Gather every line holding the string "that".

── Listed records ──

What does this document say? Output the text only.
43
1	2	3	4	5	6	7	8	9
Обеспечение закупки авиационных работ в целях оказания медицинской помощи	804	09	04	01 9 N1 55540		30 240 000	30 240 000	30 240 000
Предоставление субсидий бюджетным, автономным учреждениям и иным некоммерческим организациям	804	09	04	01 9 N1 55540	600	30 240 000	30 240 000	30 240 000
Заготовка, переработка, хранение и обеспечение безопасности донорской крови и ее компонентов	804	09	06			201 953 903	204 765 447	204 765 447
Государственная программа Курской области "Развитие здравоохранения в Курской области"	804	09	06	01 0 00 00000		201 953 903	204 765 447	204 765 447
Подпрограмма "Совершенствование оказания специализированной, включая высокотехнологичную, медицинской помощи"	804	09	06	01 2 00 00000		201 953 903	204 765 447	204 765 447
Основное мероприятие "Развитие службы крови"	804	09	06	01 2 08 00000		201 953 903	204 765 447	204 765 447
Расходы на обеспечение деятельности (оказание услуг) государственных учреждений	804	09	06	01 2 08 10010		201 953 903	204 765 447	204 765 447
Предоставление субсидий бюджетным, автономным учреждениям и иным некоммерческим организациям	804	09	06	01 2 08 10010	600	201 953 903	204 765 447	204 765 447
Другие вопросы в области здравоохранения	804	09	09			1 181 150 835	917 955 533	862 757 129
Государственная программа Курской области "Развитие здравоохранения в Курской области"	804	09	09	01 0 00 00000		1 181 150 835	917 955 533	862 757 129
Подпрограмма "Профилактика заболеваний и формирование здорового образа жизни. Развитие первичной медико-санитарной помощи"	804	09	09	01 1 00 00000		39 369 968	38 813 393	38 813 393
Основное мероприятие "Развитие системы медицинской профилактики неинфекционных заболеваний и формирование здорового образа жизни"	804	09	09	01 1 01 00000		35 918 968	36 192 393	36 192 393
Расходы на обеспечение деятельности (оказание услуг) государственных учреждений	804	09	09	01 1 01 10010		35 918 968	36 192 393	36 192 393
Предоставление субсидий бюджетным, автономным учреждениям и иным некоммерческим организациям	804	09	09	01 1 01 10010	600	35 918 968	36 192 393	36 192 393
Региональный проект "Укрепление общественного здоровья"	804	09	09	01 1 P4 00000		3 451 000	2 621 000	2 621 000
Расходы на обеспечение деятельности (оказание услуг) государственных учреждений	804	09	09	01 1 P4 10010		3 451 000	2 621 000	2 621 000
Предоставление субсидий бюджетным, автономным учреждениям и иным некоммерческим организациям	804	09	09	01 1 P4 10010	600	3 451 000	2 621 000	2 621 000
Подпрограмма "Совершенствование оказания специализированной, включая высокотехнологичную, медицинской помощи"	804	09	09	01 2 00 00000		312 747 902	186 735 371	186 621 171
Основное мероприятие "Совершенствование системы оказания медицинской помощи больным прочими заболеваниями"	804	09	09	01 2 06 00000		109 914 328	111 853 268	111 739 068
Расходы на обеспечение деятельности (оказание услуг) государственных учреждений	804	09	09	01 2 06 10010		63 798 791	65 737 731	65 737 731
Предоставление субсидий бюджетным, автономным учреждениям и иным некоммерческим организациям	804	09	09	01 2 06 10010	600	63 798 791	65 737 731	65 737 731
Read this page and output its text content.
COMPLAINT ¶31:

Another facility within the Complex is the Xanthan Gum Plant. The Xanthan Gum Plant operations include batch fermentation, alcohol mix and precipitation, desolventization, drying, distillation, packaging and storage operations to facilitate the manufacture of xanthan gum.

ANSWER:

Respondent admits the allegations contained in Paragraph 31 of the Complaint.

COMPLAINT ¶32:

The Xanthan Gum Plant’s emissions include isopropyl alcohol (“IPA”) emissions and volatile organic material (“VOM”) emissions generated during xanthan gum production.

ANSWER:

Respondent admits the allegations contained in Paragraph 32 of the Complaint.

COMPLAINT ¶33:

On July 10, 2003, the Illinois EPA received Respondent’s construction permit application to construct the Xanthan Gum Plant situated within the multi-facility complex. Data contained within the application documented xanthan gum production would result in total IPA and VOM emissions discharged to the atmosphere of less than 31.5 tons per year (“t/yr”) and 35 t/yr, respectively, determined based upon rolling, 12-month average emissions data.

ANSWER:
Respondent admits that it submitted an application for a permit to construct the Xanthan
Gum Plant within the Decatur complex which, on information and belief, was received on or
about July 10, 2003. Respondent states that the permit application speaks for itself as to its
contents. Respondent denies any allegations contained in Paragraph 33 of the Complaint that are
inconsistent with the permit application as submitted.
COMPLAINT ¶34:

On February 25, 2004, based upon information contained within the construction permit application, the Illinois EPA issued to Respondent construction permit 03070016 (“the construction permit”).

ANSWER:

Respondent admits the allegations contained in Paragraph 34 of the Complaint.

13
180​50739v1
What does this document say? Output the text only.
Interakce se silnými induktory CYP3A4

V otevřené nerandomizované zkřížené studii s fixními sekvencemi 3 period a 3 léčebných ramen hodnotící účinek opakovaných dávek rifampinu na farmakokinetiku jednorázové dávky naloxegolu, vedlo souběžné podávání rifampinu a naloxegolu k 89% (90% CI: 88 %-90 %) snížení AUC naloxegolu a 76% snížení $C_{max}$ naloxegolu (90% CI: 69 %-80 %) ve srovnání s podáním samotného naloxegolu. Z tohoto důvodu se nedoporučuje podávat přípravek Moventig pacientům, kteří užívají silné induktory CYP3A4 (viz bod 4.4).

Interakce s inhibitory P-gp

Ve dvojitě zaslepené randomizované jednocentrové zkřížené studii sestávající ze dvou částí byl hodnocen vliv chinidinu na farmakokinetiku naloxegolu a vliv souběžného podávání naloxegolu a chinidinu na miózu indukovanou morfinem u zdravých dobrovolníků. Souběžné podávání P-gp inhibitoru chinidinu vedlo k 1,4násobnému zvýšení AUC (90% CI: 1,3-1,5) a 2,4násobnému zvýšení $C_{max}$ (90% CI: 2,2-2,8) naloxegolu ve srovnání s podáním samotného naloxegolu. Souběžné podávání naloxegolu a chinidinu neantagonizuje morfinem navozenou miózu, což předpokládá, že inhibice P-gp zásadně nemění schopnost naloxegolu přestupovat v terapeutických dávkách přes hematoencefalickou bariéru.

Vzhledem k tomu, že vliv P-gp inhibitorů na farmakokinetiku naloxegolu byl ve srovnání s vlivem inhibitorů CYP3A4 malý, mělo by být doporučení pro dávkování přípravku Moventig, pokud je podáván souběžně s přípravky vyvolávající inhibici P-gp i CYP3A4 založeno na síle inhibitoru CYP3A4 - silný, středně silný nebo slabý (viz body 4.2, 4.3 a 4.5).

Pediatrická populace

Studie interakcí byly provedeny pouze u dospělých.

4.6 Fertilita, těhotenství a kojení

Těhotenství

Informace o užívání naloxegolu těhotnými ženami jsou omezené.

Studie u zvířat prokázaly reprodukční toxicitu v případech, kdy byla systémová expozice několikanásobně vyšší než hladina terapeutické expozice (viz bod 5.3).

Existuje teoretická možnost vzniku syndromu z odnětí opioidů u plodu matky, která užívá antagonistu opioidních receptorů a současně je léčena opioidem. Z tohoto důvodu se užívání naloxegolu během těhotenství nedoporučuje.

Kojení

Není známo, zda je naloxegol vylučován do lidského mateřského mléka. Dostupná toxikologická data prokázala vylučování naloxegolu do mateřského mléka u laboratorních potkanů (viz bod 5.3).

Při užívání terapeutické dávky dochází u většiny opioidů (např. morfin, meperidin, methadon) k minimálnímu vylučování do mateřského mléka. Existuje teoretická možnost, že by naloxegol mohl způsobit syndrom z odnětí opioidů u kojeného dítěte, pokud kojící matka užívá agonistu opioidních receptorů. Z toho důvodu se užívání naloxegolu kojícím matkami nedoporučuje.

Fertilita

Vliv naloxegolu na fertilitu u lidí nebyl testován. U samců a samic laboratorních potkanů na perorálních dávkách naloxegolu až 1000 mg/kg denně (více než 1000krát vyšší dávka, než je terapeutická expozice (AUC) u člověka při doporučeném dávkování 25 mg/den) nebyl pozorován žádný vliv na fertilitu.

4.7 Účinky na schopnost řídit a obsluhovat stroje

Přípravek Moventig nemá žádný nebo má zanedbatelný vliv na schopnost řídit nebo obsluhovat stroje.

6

───

### Final result:
Respondent admits that it submitted an application for a permit to construct the Xanthan
about July 10, 2003. Respondent states that the permit application speaks for itself as to its
contents. Respondent denies any allegations contained in Paragraph 33 of the Complaint that are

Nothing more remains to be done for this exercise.